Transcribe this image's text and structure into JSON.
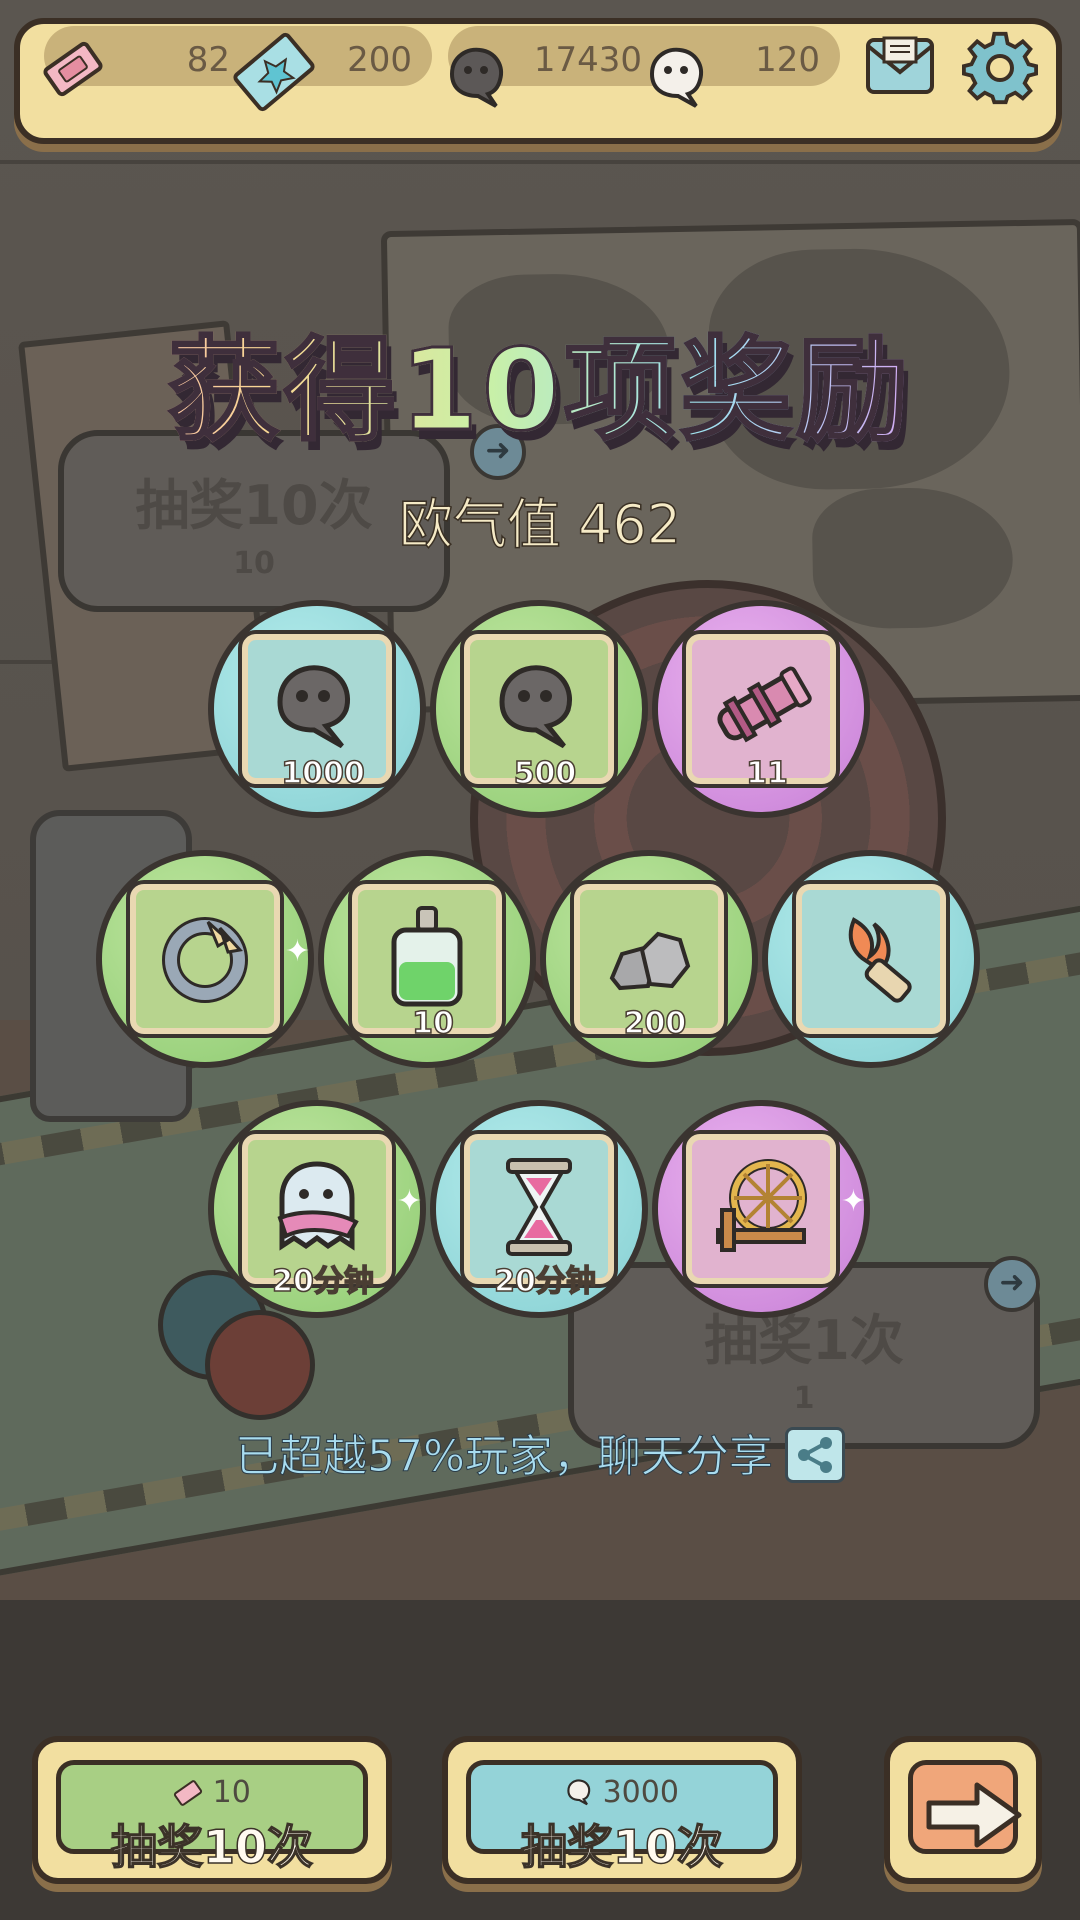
{
  "top_bar": {
    "tickets": "82",
    "dimension_tickets": "200",
    "souls": "17430",
    "white_souls": "120"
  },
  "background": {
    "draw10_label": "抽奖10次",
    "draw10_cost": "10",
    "draw1_label": "抽奖1次",
    "draw1_cost": "1"
  },
  "reward_panel": {
    "title": "获得10项奖励",
    "luck_label": "欧气值 462",
    "share_text": "已超越57%玩家，聊天分享",
    "rewards": [
      {
        "icon": "soul-icon",
        "quantity": "1000",
        "rarity": "teal"
      },
      {
        "icon": "soul-icon",
        "quantity": "500",
        "rarity": "green"
      },
      {
        "icon": "cannon-icon",
        "quantity": "11",
        "rarity": "purple"
      },
      {
        "icon": "claw-ring-icon",
        "quantity": "",
        "rarity": "green"
      },
      {
        "icon": "potion-bottle-icon",
        "quantity": "10",
        "rarity": "green"
      },
      {
        "icon": "stone-ore-icon",
        "quantity": "200",
        "rarity": "green"
      },
      {
        "icon": "flame-scroll-icon",
        "quantity": "",
        "rarity": "teal"
      },
      {
        "icon": "ghost-cloak-icon",
        "quantity": "20分钟",
        "rarity": "green"
      },
      {
        "icon": "hourglass-icon",
        "quantity": "20分钟",
        "rarity": "teal"
      },
      {
        "icon": "spinning-wheel-icon",
        "quantity": "",
        "rarity": "purple"
      }
    ]
  },
  "buttons": {
    "ticket_draw": {
      "cost": "10",
      "label": "抽奖10次"
    },
    "soul_draw": {
      "cost": "3000",
      "label": "抽奖10次"
    }
  },
  "colors": {
    "teal": "#86cfd2",
    "green": "#8fcb72",
    "purple": "#c77fd6",
    "ticket_button": "#a8cf84",
    "soul_button": "#94d3d8",
    "next_button": "#f0a67a"
  }
}
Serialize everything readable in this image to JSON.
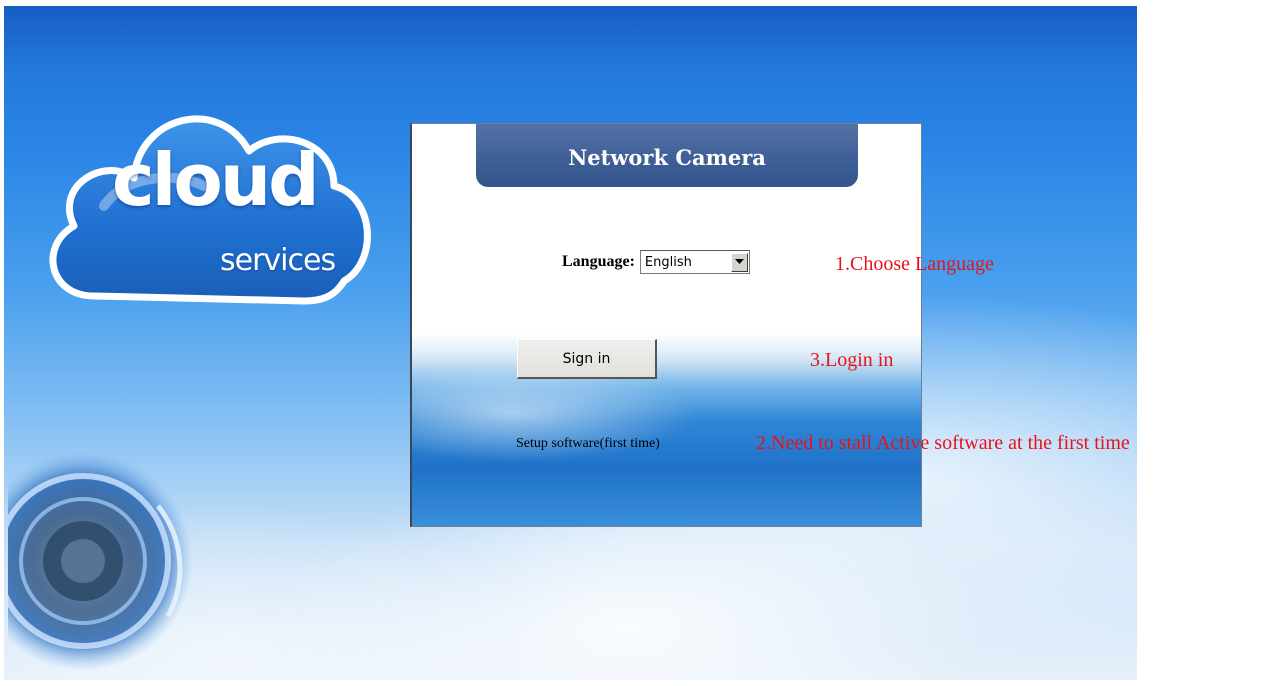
{
  "branding": {
    "cloud_word": "cloud",
    "services_word": "services"
  },
  "panel": {
    "title": "Network Camera",
    "language_label": "Language:",
    "language_selected": "English",
    "signin_label": "Sign in",
    "setup_link_label": "Setup software(first time)"
  },
  "annotations": {
    "step1": "1.Choose Language",
    "step3": "3.Login in",
    "step2": "2.Need to stall Active software at the first time"
  },
  "colors": {
    "annotation_red": "#e8121a",
    "header_blue": "#3f5f97",
    "background_blue": "#2b86e6"
  },
  "icons": {
    "dropdown": "chevron-down-icon",
    "logo": "cloud-logo-icon",
    "lens": "camera-lens-icon"
  }
}
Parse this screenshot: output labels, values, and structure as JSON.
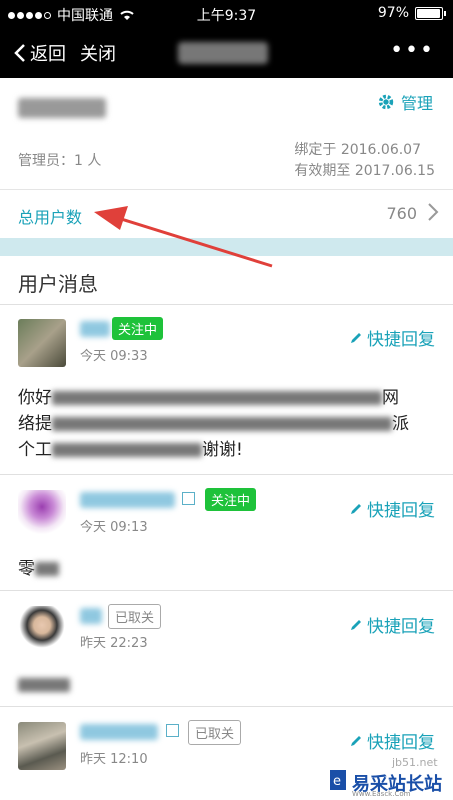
{
  "status_bar": {
    "carrier": "中国联通",
    "time": "上午9:37",
    "battery": "97%",
    "battery_level": 0.97
  },
  "nav": {
    "back_label": "返回",
    "close_label": "关闭",
    "more": "•••"
  },
  "account": {
    "manage_label": "管理",
    "admin_label": "管理员：1 人",
    "bind_date": "绑定于 2016.06.07",
    "expire_date": "有效期至 2017.06.15"
  },
  "total_users": {
    "label": "总用户数",
    "value": "760"
  },
  "section": {
    "title": "用户消息"
  },
  "messages": [
    {
      "badge": "关注中",
      "time": "今天 09:33",
      "reply": "快捷回复",
      "content_a": "你好",
      "content_b": "网",
      "content_c": "络提",
      "content_d": "派",
      "content_e": "个工",
      "content_f": "谢谢!"
    },
    {
      "badge": "关注中",
      "time": "今天 09:13",
      "reply": "快捷回复",
      "content_a": "零"
    },
    {
      "badge": "已取关",
      "time": "昨天 22:23",
      "reply": "快捷回复"
    },
    {
      "badge": "已取关",
      "time": "昨天 12:10",
      "reply": "快捷回复"
    }
  ],
  "watermark": {
    "text": "易采站长站",
    "url": "jb51.net",
    "sub": "Www.Easck.Com"
  },
  "colors": {
    "accent": "#1aa2b8",
    "follow_badge": "#1ec23a",
    "header_bg": "#000000",
    "band": "#cfe9ee",
    "arrow": "#e0403a"
  }
}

--- DESCRIPTION OF THE TASK ---
Take the listing above and print it exactly, apart from the pictures.

--- WORKED SOLUTION ---
Transcribe this image's text and structure into JSON.
{
  "top_bar": {
    "tickets": "82",
    "dimension_tickets": "200",
    "souls": "17430",
    "white_souls": "120"
  },
  "background": {
    "draw10_label": "抽奖10次",
    "draw10_cost": "10",
    "draw1_label": "抽奖1次",
    "draw1_cost": "1"
  },
  "reward_panel": {
    "title": "获得10项奖励",
    "luck_label": "欧气值 462",
    "share_text": "已超越57%玩家，聊天分享",
    "rewards": [
      {
        "icon": "soul-icon",
        "quantity": "1000",
        "rarity": "teal"
      },
      {
        "icon": "soul-icon",
        "quantity": "500",
        "rarity": "green"
      },
      {
        "icon": "cannon-icon",
        "quantity": "11",
        "rarity": "purple"
      },
      {
        "icon": "claw-ring-icon",
        "quantity": "",
        "rarity": "green"
      },
      {
        "icon": "potion-bottle-icon",
        "quantity": "10",
        "rarity": "green"
      },
      {
        "icon": "stone-ore-icon",
        "quantity": "200",
        "rarity": "green"
      },
      {
        "icon": "flame-scroll-icon",
        "quantity": "",
        "rarity": "teal"
      },
      {
        "icon": "ghost-cloak-icon",
        "quantity": "20分钟",
        "rarity": "green"
      },
      {
        "icon": "hourglass-icon",
        "quantity": "20分钟",
        "rarity": "teal"
      },
      {
        "icon": "spinning-wheel-icon",
        "quantity": "",
        "rarity": "purple"
      }
    ]
  },
  "buttons": {
    "ticket_draw": {
      "cost": "10",
      "label": "抽奖10次"
    },
    "soul_draw": {
      "cost": "3000",
      "label": "抽奖10次"
    }
  },
  "colors": {
    "teal": "#86cfd2",
    "green": "#8fcb72",
    "purple": "#c77fd6",
    "ticket_button": "#a8cf84",
    "soul_button": "#94d3d8",
    "next_button": "#f0a67a"
  }
}
Serialize everything readable in this image to JSON.
{
  "branding": {
    "cloud_word": "cloud",
    "services_word": "services"
  },
  "panel": {
    "title": "Network Camera",
    "language_label": "Language:",
    "language_selected": "English",
    "signin_label": "Sign in",
    "setup_link_label": "Setup software(first time)"
  },
  "annotations": {
    "step1": "1.Choose Language",
    "step3": "3.Login in",
    "step2": "2.Need to stall Active software at the first time"
  },
  "colors": {
    "annotation_red": "#e8121a",
    "header_blue": "#3f5f97",
    "background_blue": "#2b86e6"
  },
  "icons": {
    "dropdown": "chevron-down-icon",
    "logo": "cloud-logo-icon",
    "lens": "camera-lens-icon"
  }
}
Parse this screenshot: output labels, values, and structure as JSON.
{
  "status_bar": {
    "carrier": "中国联通",
    "time": "上午9:37",
    "battery": "97%",
    "battery_level": 0.97
  },
  "nav": {
    "back_label": "返回",
    "close_label": "关闭",
    "more": "•••"
  },
  "account": {
    "manage_label": "管理",
    "admin_label": "管理员：1 人",
    "bind_date": "绑定于 2016.06.07",
    "expire_date": "有效期至 2017.06.15"
  },
  "total_users": {
    "label": "总用户数",
    "value": "760"
  },
  "section": {
    "title": "用户消息"
  },
  "messages": [
    {
      "badge": "关注中",
      "time": "今天 09:33",
      "reply": "快捷回复",
      "content_a": "你好",
      "content_b": "网",
      "content_c": "络提",
      "content_d": "派",
      "content_e": "个工",
      "content_f": "谢谢!"
    },
    {
      "badge": "关注中",
      "time": "今天 09:13",
      "reply": "快捷回复",
      "content_a": "零"
    },
    {
      "badge": "已取关",
      "time": "昨天 22:23",
      "reply": "快捷回复"
    },
    {
      "badge": "已取关",
      "time": "昨天 12:10",
      "reply": "快捷回复"
    }
  ],
  "watermark": {
    "text": "易采站长站",
    "url": "jb51.net",
    "sub": "Www.Easck.Com"
  },
  "colors": {
    "accent": "#1aa2b8",
    "follow_badge": "#1ec23a",
    "header_bg": "#000000",
    "band": "#cfe9ee",
    "arrow": "#e0403a"
  }
}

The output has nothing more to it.